§ **GIVEN INSTRUCTION**:
Find each line with the word "printed" and state how many there are, nothing more.

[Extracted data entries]
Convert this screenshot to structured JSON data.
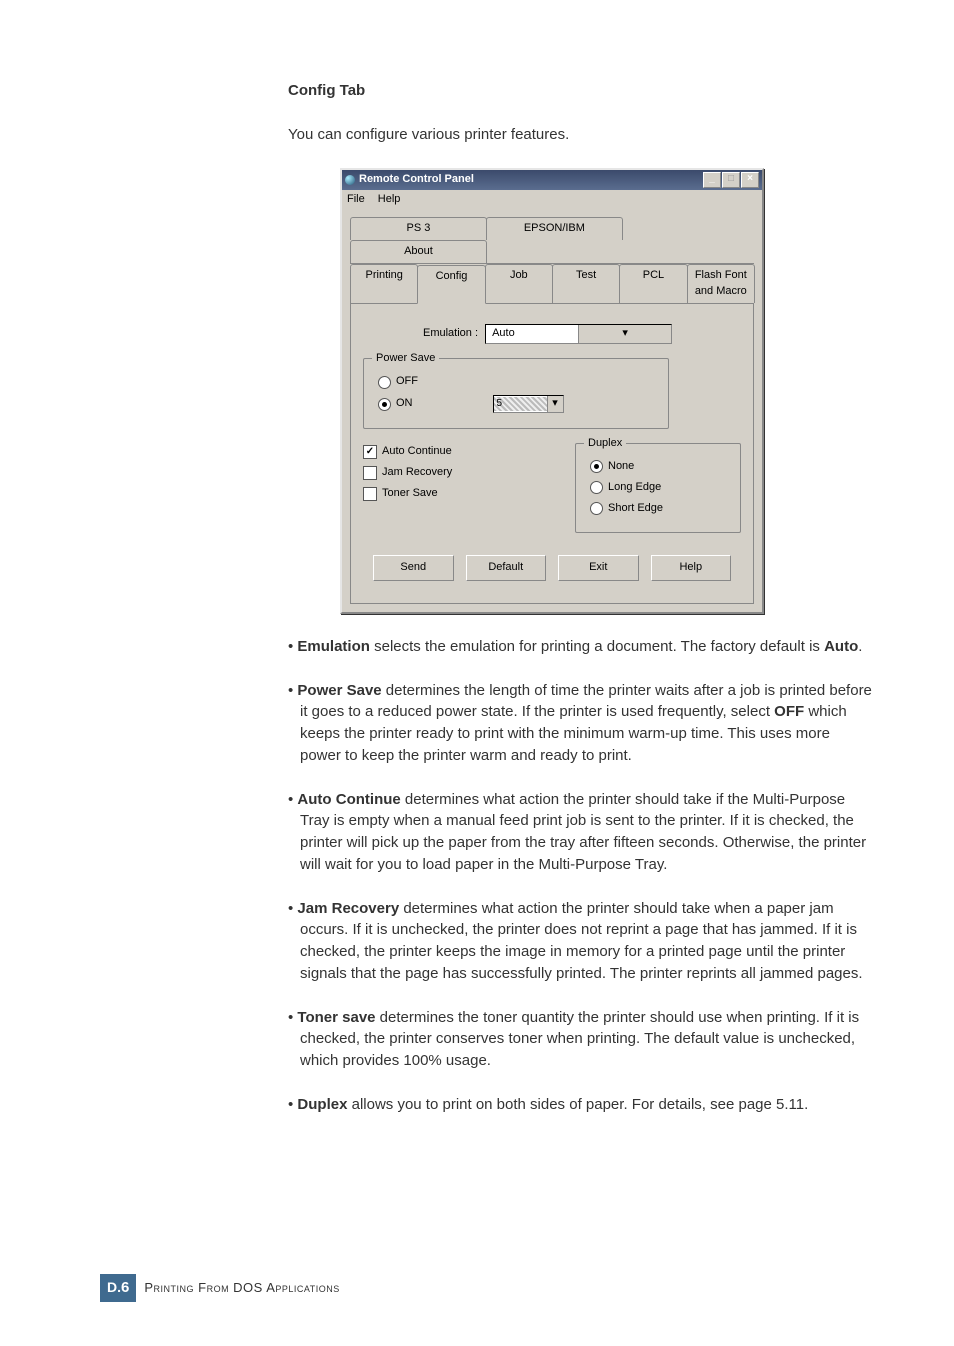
{
  "heading": "Config Tab",
  "intro": "You can configure various printer features.",
  "dialog": {
    "title": "Remote Control Panel",
    "menu": {
      "file": "File",
      "help": "Help"
    },
    "tabs_row1": [
      "PS 3",
      "EPSON/IBM",
      "About"
    ],
    "tabs_row2": [
      "Printing",
      "Config",
      "Job",
      "Test",
      "PCL",
      "Flash Font and Macro"
    ],
    "emulation_label": "Emulation :",
    "emulation_value": "Auto",
    "powersave": {
      "legend": "Power Save",
      "off": "OFF",
      "on": "ON",
      "on_val": "5"
    },
    "auto_continue": "Auto Continue",
    "jam_recovery": "Jam Recovery",
    "toner_save": "Toner Save",
    "duplex": {
      "legend": "Duplex",
      "none": "None",
      "long": "Long Edge",
      "short": "Short Edge"
    },
    "buttons": {
      "send": "Send",
      "default": "Default",
      "exit": "Exit",
      "help": "Help"
    }
  },
  "bullets": {
    "emulation_b": "Emulation",
    "emulation_t1": " selects the emulation for printing a document. The factory default is ",
    "emulation_auto": "Auto",
    "powersave_b": "Power Save",
    "powersave_t1": " determines the length of time the printer waits after a job is printed before it goes to a reduced power state. If the printer is used frequently, select ",
    "powersave_off": "OFF",
    "powersave_t2": " which keeps the printer ready to print with the minimum warm-up time. This uses more power to keep the printer warm and ready to print.",
    "autocont_b": "Auto Continue",
    "autocont_t": " determines what action the printer should take if the Multi-Purpose Tray is empty when a manual feed print job is sent to the printer. If it is checked, the printer will pick up the paper from the tray after fifteen seconds. Otherwise, the printer will wait for you to load paper in the Multi-Purpose Tray.",
    "jam_b": "Jam Recovery",
    "jam_t": " determines what action the printer should take when a paper jam occurs. If it is unchecked, the printer does not reprint a page that has jammed. If it is checked, the printer keeps the image in memory for a printed page until the printer signals that the page has successfully printed. The printer reprints all jammed pages.",
    "toner_b": "Toner save",
    "toner_t": " determines the toner quantity the printer should use when printing. If it is checked, the printer conserves toner when printing. The default value is unchecked, which provides 100% usage.",
    "duplex_b": "Duplex",
    "duplex_t": " allows you to print on both sides of paper. For details, see page 5.11."
  },
  "footer": {
    "chapter": "D.",
    "page": "6",
    "text": "Printing From DOS Applications"
  }
}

§ **WRITTEN RESPONSE**:
2